PASSAGE SHOWN
□ □ □

Tablet computer by Samsung

The Samsung Galaxy Tab 8.9 is an Android-based tablet computer designed and manufactured by Samsung, introduced on 22 March 2011 at the CTIA wireless convention in its Samsung Unpacked event in Orlando. It is part of the Samsung Galaxy Tab series, and features an 8.9-inch display and a 1 GHz dual-core Nvidia Tegra 2 processor.

== History ==
Coinciding with Samsung's reintroduction of the new, slimmer 10.1" model at the Samsung Unpacked Event during CTIA Wireless convention in March 2011, it also released a new 8.9" model which packed with the same design, dimension and specs with the only difference in the screen size and was released on 2 October.

== Software ==

The Galaxy Tab 8.9 runs Android 3.1 Honeycomb with a custom TouchWiz overlay.

==Features==

===Update===
Samsung has now given users in Italy, UK, and United States the Android 4.0.4 Ice Cream Sandwich operating system to the Samsung Galaxy Tab 8.9 and the Samsung Galaxy Tab 10.1, at various points in August 2012.

Samsung has begun rolling out an over-the-air update to the new TouchWiz UX interface, which will consist of:

- L!ve Panels: A set of custom widgets and panels which will provide additional contents to Honeycomb, like weather, calendar, and more. The widgets and panels are resizable, following a grid pattern.

□ □ □

RECORDS PROVIDED

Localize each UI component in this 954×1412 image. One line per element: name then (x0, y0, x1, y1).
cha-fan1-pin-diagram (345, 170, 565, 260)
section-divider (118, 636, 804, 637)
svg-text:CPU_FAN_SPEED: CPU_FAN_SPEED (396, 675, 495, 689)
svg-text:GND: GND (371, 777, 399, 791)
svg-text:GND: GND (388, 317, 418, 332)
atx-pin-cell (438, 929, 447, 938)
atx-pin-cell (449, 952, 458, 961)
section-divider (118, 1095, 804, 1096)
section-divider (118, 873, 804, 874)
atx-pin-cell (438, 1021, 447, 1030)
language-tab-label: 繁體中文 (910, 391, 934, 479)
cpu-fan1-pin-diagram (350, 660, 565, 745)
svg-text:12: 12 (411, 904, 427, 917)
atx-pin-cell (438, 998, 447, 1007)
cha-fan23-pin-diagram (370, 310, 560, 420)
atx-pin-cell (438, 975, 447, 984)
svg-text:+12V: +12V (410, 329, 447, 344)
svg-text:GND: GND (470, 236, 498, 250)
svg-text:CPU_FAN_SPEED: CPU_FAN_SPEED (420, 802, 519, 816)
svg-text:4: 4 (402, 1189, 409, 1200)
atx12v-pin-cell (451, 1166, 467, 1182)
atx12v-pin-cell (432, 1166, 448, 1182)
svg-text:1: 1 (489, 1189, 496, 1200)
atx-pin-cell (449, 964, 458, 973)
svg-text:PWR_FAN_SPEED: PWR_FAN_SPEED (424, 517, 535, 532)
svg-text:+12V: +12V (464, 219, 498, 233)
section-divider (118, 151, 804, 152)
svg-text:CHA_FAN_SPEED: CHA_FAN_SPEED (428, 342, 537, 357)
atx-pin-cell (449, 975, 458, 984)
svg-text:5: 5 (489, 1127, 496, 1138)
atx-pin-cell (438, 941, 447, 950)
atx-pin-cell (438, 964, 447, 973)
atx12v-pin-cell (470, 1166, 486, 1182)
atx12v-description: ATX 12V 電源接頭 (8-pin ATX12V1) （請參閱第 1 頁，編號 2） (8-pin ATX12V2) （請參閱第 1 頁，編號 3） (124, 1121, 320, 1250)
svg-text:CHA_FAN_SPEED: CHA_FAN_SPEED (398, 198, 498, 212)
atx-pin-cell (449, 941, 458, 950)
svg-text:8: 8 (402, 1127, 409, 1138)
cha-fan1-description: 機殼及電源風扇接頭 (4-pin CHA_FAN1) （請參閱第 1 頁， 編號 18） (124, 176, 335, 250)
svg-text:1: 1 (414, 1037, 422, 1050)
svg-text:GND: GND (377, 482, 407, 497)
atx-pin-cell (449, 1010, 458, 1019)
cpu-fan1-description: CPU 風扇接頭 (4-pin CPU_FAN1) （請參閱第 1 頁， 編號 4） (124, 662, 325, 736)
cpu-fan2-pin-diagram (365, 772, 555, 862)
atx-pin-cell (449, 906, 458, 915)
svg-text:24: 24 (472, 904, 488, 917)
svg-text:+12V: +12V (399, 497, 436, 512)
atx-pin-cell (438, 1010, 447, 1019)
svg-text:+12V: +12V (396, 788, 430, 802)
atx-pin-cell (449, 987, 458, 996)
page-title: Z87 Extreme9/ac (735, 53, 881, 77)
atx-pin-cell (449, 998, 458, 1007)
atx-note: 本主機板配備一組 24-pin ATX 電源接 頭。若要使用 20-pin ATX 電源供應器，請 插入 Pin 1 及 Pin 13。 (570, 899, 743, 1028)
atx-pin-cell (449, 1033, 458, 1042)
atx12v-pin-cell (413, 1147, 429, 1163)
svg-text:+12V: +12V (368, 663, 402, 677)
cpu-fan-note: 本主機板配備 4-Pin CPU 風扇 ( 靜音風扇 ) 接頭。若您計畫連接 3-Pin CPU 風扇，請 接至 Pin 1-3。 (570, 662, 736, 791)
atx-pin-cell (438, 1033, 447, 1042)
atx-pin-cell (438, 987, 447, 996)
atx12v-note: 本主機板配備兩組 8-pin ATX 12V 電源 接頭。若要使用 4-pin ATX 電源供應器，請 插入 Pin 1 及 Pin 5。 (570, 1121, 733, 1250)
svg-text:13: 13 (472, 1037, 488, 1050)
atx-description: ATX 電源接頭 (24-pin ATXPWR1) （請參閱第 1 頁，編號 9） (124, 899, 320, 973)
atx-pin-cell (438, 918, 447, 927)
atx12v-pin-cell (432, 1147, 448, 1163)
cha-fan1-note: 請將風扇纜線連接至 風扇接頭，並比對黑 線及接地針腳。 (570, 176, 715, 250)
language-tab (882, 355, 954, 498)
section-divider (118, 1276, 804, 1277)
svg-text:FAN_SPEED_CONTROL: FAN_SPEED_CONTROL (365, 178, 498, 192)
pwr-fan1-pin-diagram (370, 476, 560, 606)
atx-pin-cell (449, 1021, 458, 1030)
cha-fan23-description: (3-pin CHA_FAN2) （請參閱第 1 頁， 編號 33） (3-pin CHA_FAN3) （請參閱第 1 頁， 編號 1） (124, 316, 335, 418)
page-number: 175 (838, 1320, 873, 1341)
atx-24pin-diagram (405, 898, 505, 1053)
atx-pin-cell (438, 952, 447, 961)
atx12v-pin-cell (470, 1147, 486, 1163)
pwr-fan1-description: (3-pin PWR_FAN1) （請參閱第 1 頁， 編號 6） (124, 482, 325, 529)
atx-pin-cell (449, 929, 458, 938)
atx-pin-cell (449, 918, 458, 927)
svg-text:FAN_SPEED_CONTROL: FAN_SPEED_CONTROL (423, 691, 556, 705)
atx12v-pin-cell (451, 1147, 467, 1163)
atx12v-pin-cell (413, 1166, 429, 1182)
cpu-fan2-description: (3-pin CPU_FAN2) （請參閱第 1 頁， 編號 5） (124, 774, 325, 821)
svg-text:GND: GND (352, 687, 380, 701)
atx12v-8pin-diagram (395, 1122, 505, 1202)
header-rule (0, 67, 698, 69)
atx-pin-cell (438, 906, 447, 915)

□ □ □

TRY IT
Pick up the Galaxy Tab 8.9 article after its last line and continue it.

EXERCISE RESULT
- Mini Apps Tray: An additional dock-like bar which will give access to the most commonly used applications.
- Social Hub: An integrated messaging application which aims to center the user's social life, unifying the inboxes and timelines of multiple services like Gmail, Facebook, Twitter, and many others, splitting them into "Feeds" (updates) and "Messages".
- Reader's Hub: A store that will allow the user to download e-books to the Galaxy Tab. Samsung claims that it will feature around 2 million books, 2,000 newspapers in 49 languages, and 2,300 magazines in 22 languages, which is available only in the US.
- Media Hub: A video on demand service, which is available only in the US.
- Music Hub: A music on demand service, which is available in the US and now in Australia.

== Hardware ==

The Galaxy Tab 8.9 feature a 1 GHz dual-core processor, 1 GB RAM, and a 3-axis MPU-3050 gyroscope from InvenSense.

As with all Honeycomb tablets, the number of buttons has been reduced: The usual Home, Menu, Back, and Search buttons, which are present in most Android devices, are embedded in the notification and menu bar. The only physical buttons are Power, Volume Up, and Volume Down.

The Galaxy Tab 8.9 include stereo speakers, one on each side, and related 10.1 on the bottom.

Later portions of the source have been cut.